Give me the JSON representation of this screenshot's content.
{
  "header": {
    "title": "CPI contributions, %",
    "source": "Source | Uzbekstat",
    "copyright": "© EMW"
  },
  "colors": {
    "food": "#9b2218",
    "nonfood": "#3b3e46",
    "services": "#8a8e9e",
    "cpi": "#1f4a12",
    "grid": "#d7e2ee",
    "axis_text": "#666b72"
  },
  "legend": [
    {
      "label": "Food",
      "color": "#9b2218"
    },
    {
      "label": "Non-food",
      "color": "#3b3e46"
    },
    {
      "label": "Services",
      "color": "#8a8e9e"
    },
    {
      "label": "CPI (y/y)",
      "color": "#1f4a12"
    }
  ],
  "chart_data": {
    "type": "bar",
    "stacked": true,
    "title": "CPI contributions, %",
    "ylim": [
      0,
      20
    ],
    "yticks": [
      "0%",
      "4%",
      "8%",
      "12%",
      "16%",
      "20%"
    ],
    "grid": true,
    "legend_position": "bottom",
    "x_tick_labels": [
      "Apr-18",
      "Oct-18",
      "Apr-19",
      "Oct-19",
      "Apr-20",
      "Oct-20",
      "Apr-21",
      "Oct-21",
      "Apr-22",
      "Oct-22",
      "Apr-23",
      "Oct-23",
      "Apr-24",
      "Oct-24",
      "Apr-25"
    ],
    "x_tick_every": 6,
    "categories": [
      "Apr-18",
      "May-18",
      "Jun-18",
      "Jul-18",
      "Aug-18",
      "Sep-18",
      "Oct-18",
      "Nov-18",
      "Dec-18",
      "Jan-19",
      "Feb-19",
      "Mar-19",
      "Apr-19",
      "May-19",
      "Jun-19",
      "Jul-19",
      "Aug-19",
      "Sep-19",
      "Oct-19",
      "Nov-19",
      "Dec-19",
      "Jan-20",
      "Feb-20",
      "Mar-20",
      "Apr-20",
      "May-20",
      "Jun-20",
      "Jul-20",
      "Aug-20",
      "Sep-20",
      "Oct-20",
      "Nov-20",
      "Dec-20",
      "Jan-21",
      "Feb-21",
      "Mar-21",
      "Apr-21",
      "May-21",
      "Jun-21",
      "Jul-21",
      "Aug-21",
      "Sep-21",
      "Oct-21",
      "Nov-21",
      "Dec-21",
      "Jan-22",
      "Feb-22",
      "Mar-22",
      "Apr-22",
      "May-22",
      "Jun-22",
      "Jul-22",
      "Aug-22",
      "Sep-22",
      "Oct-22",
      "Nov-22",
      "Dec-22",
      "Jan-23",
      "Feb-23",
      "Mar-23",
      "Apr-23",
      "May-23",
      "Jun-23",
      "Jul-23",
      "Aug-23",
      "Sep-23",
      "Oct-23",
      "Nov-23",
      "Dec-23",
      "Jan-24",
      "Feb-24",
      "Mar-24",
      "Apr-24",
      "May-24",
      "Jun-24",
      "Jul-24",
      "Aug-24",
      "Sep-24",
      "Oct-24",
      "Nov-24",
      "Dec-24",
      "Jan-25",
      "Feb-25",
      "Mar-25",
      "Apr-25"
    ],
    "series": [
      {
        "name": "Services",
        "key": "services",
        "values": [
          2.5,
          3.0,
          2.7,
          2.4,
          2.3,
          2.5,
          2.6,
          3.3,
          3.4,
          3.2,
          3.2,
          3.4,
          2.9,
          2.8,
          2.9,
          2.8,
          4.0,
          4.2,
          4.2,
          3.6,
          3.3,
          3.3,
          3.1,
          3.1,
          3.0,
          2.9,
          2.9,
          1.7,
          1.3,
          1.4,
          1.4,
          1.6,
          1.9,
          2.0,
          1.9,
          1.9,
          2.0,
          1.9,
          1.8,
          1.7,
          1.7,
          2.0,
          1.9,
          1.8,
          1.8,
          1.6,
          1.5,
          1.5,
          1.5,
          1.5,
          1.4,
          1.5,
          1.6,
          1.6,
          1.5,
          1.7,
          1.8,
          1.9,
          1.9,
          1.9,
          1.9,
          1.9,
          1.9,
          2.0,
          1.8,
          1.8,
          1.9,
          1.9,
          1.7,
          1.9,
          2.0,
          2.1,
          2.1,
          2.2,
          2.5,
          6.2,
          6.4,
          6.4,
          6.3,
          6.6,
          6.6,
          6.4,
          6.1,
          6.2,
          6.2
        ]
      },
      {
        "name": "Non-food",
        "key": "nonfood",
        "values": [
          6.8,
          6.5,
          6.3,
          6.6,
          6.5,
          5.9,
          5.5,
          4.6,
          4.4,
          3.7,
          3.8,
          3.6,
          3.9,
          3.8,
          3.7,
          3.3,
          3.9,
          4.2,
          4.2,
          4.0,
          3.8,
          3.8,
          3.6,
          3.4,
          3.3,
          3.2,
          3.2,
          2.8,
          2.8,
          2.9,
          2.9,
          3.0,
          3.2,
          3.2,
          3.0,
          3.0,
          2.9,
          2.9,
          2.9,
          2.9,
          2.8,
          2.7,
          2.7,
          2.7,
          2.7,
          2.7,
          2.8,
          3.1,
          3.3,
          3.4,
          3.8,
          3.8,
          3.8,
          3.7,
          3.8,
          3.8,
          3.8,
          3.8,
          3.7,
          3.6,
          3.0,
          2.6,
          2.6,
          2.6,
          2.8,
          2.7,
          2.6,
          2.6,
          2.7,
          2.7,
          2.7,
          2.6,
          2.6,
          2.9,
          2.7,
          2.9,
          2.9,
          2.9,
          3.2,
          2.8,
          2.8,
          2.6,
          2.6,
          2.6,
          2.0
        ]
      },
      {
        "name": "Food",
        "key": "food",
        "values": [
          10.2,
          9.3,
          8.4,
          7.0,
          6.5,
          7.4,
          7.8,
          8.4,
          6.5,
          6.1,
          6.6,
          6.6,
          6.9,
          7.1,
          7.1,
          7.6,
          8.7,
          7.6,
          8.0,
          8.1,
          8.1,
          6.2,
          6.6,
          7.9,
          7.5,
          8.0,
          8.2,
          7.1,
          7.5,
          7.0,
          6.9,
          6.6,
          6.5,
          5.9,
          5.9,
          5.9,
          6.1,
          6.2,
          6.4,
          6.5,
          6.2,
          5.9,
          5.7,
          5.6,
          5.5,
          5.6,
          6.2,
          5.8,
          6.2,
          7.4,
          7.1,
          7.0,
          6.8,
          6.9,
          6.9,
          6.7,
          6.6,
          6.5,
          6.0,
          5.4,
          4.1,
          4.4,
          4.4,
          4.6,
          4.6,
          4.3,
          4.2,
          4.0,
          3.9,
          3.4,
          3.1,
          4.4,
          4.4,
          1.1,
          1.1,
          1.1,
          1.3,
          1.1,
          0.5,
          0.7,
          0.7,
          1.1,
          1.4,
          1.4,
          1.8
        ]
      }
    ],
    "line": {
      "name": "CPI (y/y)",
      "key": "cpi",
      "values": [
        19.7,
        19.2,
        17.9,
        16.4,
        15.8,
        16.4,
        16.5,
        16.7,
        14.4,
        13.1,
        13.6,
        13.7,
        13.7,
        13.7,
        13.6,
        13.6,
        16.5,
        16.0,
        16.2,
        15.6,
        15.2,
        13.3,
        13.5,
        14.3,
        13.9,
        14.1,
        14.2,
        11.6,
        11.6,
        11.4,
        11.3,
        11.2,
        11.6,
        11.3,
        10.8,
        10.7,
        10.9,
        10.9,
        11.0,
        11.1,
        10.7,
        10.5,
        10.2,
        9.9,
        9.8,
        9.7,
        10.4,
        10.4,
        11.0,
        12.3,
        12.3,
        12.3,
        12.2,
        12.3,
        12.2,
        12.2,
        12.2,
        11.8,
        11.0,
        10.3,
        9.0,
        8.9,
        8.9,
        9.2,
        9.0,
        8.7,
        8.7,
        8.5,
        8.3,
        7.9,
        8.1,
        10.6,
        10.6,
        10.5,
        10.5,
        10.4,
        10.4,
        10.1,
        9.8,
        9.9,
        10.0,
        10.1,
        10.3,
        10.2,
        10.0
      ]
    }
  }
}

> PROBLEM REQUIREMENTS
Please list every line of the records that contains "name".

> CORRECT OUTPUT
        "name": "Services",
        "name": "Non-food",
        "name": "Food",
      "name": "CPI (y/y)",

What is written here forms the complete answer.